TASK OBJECTIVE: Filter the entries below, keeping every line that has the word "this".

GIVEN INFORMATION:

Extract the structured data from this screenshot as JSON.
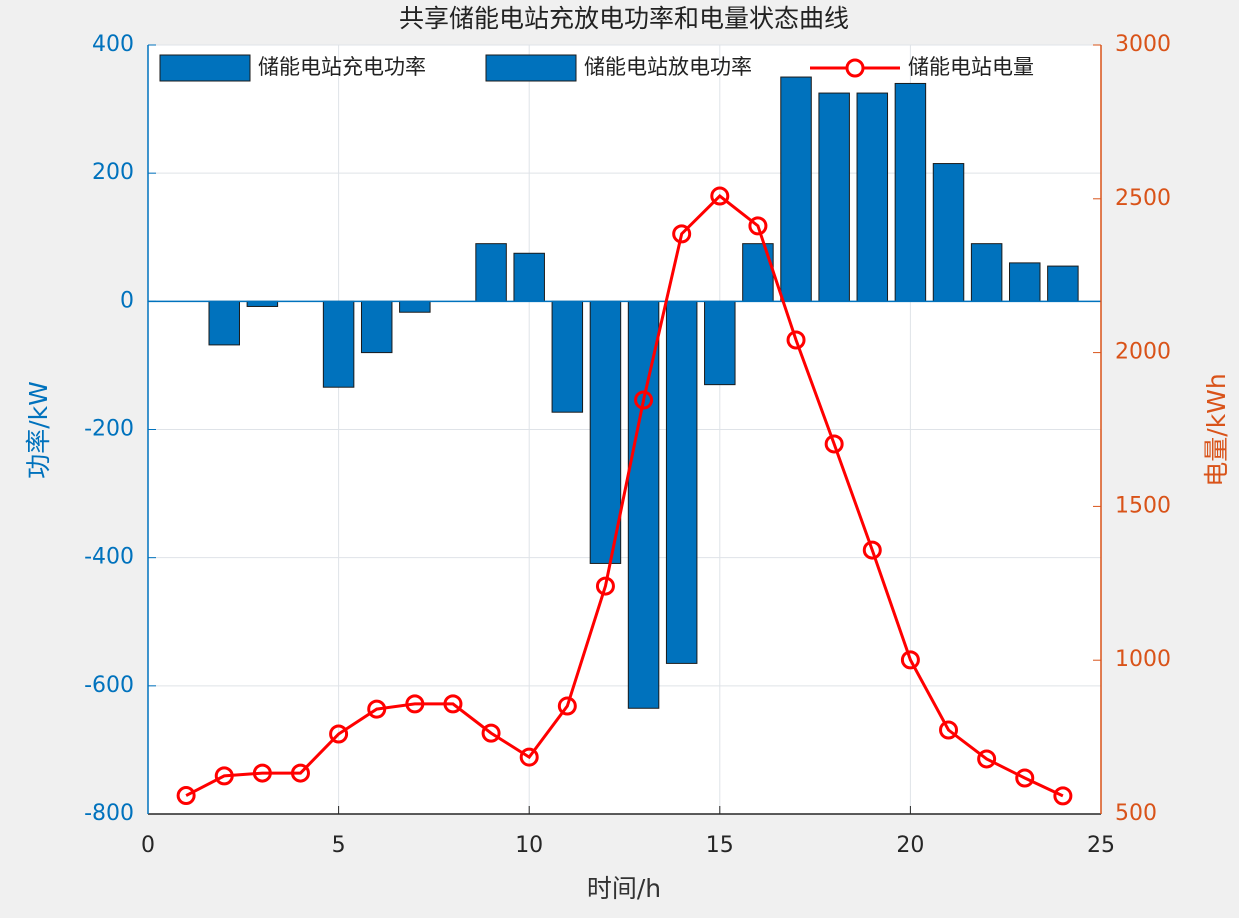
{
  "chart_data": {
    "type": "bar-line",
    "title": "共享储能电站充放电功率和电量状态曲线",
    "xlabel": "时间/h",
    "ylabel": "功率/kW",
    "y2label": "电量/kWh",
    "x": [
      1,
      2,
      3,
      4,
      5,
      6,
      7,
      8,
      9,
      10,
      11,
      12,
      13,
      14,
      15,
      16,
      17,
      18,
      19,
      20,
      21,
      22,
      23,
      24
    ],
    "series": [
      {
        "name": "储能电站充电功率",
        "type": "bar",
        "color": "#0072bd",
        "values": [
          0,
          -68,
          -8,
          0,
          -134,
          -80,
          -17,
          0,
          null,
          null,
          -173,
          -409,
          -635,
          -565,
          -130,
          null,
          null,
          null,
          null,
          null,
          null,
          null,
          null,
          null
        ]
      },
      {
        "name": "储能电站放电功率",
        "type": "bar",
        "color": "#0072bd",
        "values": [
          null,
          null,
          null,
          null,
          null,
          null,
          null,
          null,
          90,
          75,
          null,
          null,
          null,
          null,
          null,
          90,
          350,
          325,
          325,
          340,
          215,
          90,
          60,
          55
        ]
      },
      {
        "name": "储能电站电量",
        "type": "line",
        "axis": "y2",
        "color": "#ff0000",
        "values": [
          560,
          624,
          633,
          633,
          760,
          841,
          858,
          858,
          763,
          685,
          851,
          1241,
          1846,
          2386,
          2509,
          2412,
          2041,
          1703,
          1358,
          1001,
          773,
          679,
          617,
          559
        ]
      }
    ],
    "xlim": [
      0,
      25
    ],
    "xticks": [
      0,
      5,
      10,
      15,
      20,
      25
    ],
    "ylim": [
      -800,
      400
    ],
    "yticks": [
      -800,
      -600,
      -400,
      -200,
      0,
      200,
      400
    ],
    "y2lim": [
      500,
      3000
    ],
    "y2ticks": [
      500,
      1000,
      1500,
      2000,
      2500,
      3000
    ],
    "grid": true,
    "legend": "north",
    "left_axis_color": "#0072bd",
    "right_axis_color": "#d95319"
  }
}
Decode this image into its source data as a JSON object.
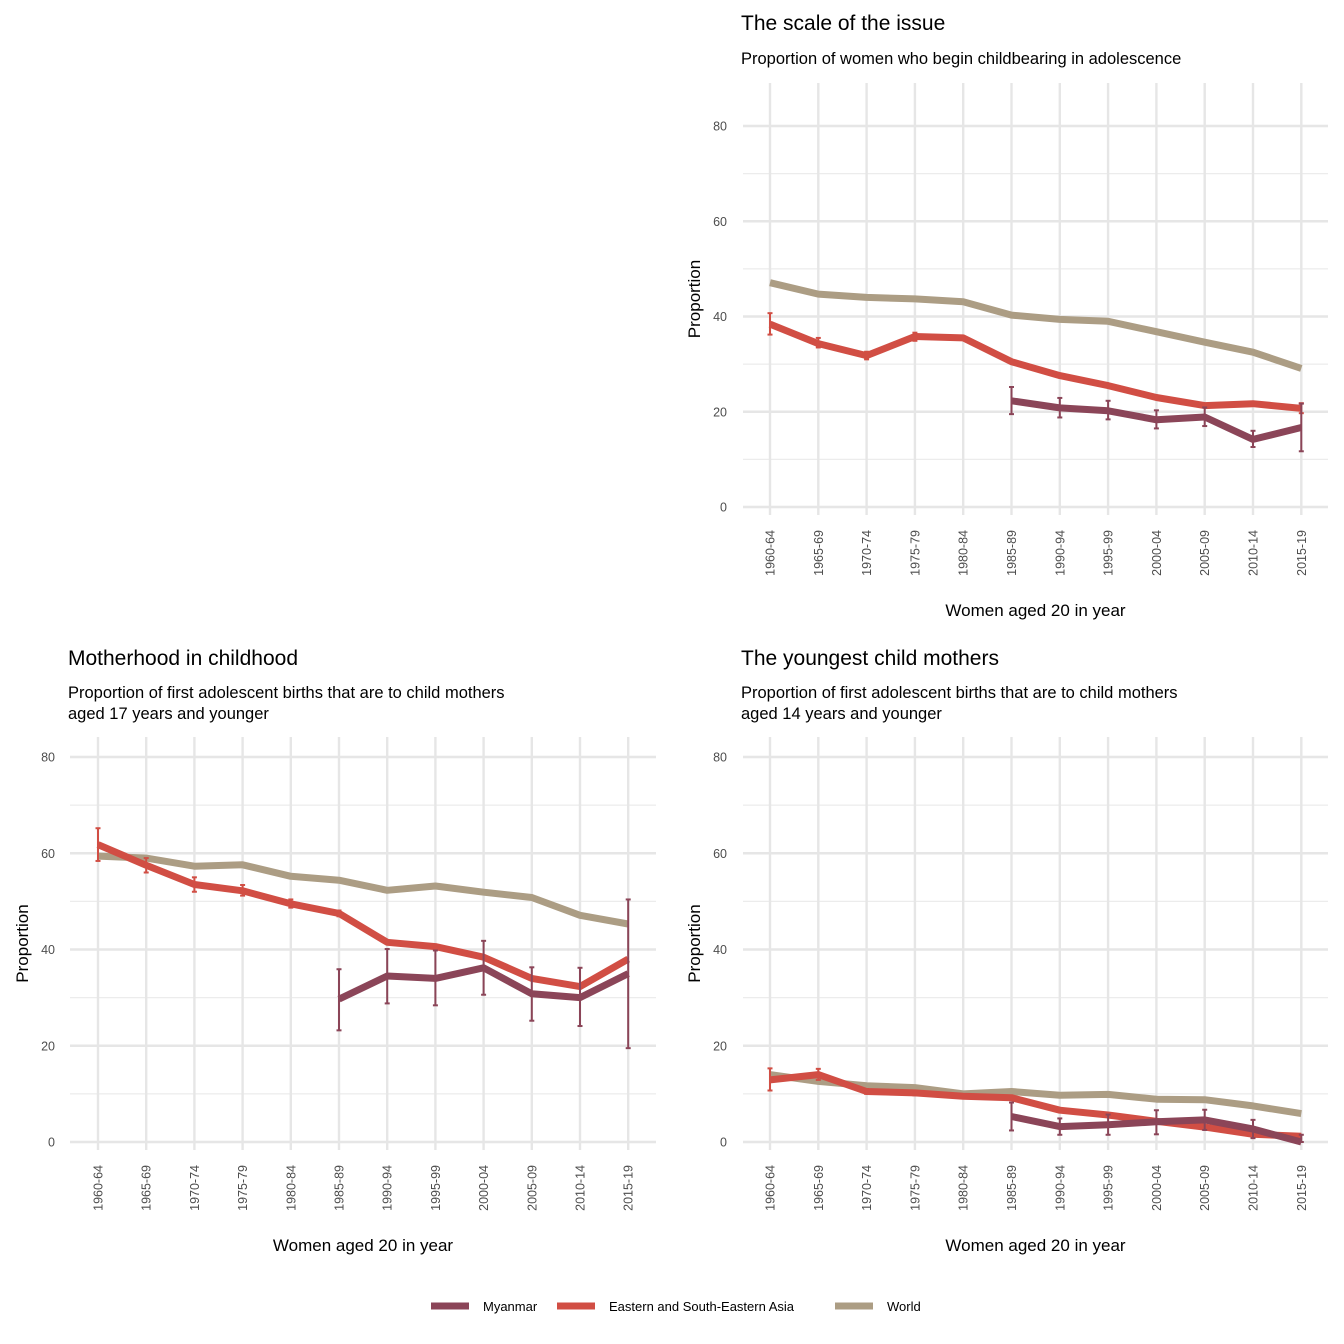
{
  "chart_data": [
    {
      "type": "line",
      "title": "The scale of the issue",
      "subtitle": [
        "Proportion of women who begin childbearing in adolescence"
      ],
      "xlabel": "Women aged 20 in year",
      "ylabel": "Proportion",
      "ylim": [
        0,
        80
      ],
      "yticks": [
        0,
        20,
        40,
        60,
        80
      ],
      "categories": [
        "1960-64",
        "1965-69",
        "1970-74",
        "1975-79",
        "1980-84",
        "1985-89",
        "1990-94",
        "1995-99",
        "2000-04",
        "2005-09",
        "2010-14",
        "2015-19"
      ],
      "series": [
        {
          "name": "Myanmar",
          "values": [
            null,
            null,
            null,
            null,
            null,
            22.3,
            20.8,
            20.2,
            18.3,
            18.9,
            14.2,
            16.7
          ],
          "lower": [
            null,
            null,
            null,
            null,
            null,
            19.5,
            18.8,
            18.4,
            16.5,
            17.0,
            12.6,
            11.7
          ],
          "upper": [
            null,
            null,
            null,
            null,
            null,
            25.2,
            22.9,
            22.3,
            20.3,
            20.9,
            16.0,
            21.7
          ]
        },
        {
          "name": "Eastern and South-Eastern Asia",
          "values": [
            38.4,
            34.3,
            31.8,
            35.8,
            35.5,
            30.5,
            27.6,
            25.5,
            23.0,
            21.3,
            21.7,
            20.7
          ],
          "lower": [
            36.2,
            33.5,
            31.0,
            34.9,
            null,
            null,
            null,
            null,
            null,
            null,
            null,
            19.7
          ],
          "upper": [
            40.7,
            35.5,
            32.6,
            36.6,
            null,
            null,
            null,
            null,
            null,
            null,
            null,
            21.8
          ]
        },
        {
          "name": "World",
          "values": [
            47.1,
            44.7,
            44.0,
            43.7,
            43.1,
            40.3,
            39.4,
            39.0,
            36.8,
            34.6,
            32.5,
            29.1
          ]
        }
      ]
    },
    {
      "type": "line",
      "title": "Motherhood in childhood",
      "subtitle": [
        "Proportion of first adolescent births that are to child mothers",
        "aged 17 years and younger"
      ],
      "xlabel": "Women aged 20 in year",
      "ylabel": "Proportion",
      "ylim": [
        0,
        80
      ],
      "yticks": [
        0,
        20,
        40,
        60,
        80
      ],
      "categories": [
        "1960-64",
        "1965-69",
        "1970-74",
        "1975-79",
        "1980-84",
        "1985-89",
        "1990-94",
        "1995-99",
        "2000-04",
        "2005-09",
        "2010-14",
        "2015-19"
      ],
      "series": [
        {
          "name": "Myanmar",
          "values": [
            null,
            null,
            null,
            null,
            null,
            29.7,
            34.5,
            34.0,
            36.2,
            30.8,
            30.0,
            35.0
          ],
          "lower": [
            null,
            null,
            null,
            null,
            null,
            23.2,
            28.8,
            28.4,
            30.6,
            25.2,
            24.1,
            19.5
          ],
          "upper": [
            null,
            null,
            null,
            null,
            null,
            35.9,
            40.1,
            39.8,
            41.8,
            36.3,
            36.2,
            50.4
          ]
        },
        {
          "name": "Eastern and South-Eastern Asia",
          "values": [
            61.8,
            57.5,
            53.5,
            52.2,
            49.5,
            47.5,
            41.5,
            40.6,
            38.4,
            34.0,
            32.3,
            38.0
          ],
          "lower": [
            58.4,
            56.0,
            52.0,
            51.2,
            48.7,
            46.9,
            null,
            null,
            null,
            null,
            null,
            null
          ],
          "upper": [
            65.2,
            59.0,
            55.0,
            53.4,
            50.4,
            48.1,
            null,
            null,
            null,
            null,
            null,
            null
          ]
        },
        {
          "name": "World",
          "values": [
            59.4,
            59.0,
            57.3,
            57.6,
            55.2,
            54.4,
            52.3,
            53.2,
            51.9,
            50.8,
            47.1,
            45.3
          ]
        }
      ]
    },
    {
      "type": "line",
      "title": "The youngest child mothers",
      "subtitle": [
        "Proportion of first adolescent births that are to child mothers",
        "aged 14 years and younger"
      ],
      "xlabel": "Women aged 20 in year",
      "ylabel": "Proportion",
      "ylim": [
        0,
        80
      ],
      "yticks": [
        0,
        20,
        40,
        60,
        80
      ],
      "categories": [
        "1960-64",
        "1965-69",
        "1970-74",
        "1975-79",
        "1980-84",
        "1985-89",
        "1990-94",
        "1995-99",
        "2000-04",
        "2005-09",
        "2010-14",
        "2015-19"
      ],
      "series": [
        {
          "name": "Myanmar",
          "values": [
            null,
            null,
            null,
            null,
            null,
            5.3,
            3.2,
            3.6,
            4.2,
            4.6,
            2.7,
            0.0
          ],
          "lower": [
            null,
            null,
            null,
            null,
            null,
            2.4,
            1.5,
            1.5,
            1.6,
            2.5,
            0.8,
            0.0
          ],
          "upper": [
            null,
            null,
            null,
            null,
            null,
            8.2,
            4.9,
            5.7,
            6.6,
            6.7,
            4.6,
            1.5
          ]
        },
        {
          "name": "Eastern and South-Eastern Asia",
          "values": [
            12.9,
            14.0,
            10.5,
            10.2,
            9.5,
            9.2,
            6.6,
            5.6,
            4.3,
            3.1,
            1.6,
            1.2
          ],
          "lower": [
            10.7,
            12.9,
            10.0,
            9.7,
            null,
            null,
            null,
            null,
            null,
            null,
            null,
            null
          ],
          "upper": [
            15.3,
            15.2,
            11.0,
            10.7,
            null,
            null,
            null,
            null,
            null,
            null,
            null,
            null
          ]
        },
        {
          "name": "World",
          "values": [
            14.0,
            12.6,
            11.7,
            11.3,
            10.0,
            10.5,
            9.7,
            9.9,
            8.9,
            8.8,
            7.5,
            5.9
          ]
        }
      ]
    }
  ],
  "legend": [
    {
      "label": "Myanmar",
      "color": "#8B4558"
    },
    {
      "label": "Eastern and South-Eastern Asia",
      "color": "#D14E44"
    },
    {
      "label": "World",
      "color": "#AC9D84"
    }
  ],
  "colors": {
    "Myanmar": "#8B4558",
    "Eastern and South-Eastern Asia": "#D14E44",
    "World": "#AC9D84"
  }
}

TASK RESULT:
Extract the structured data from this screenshot as JSON.
Decode this image into its source data as a JSON object.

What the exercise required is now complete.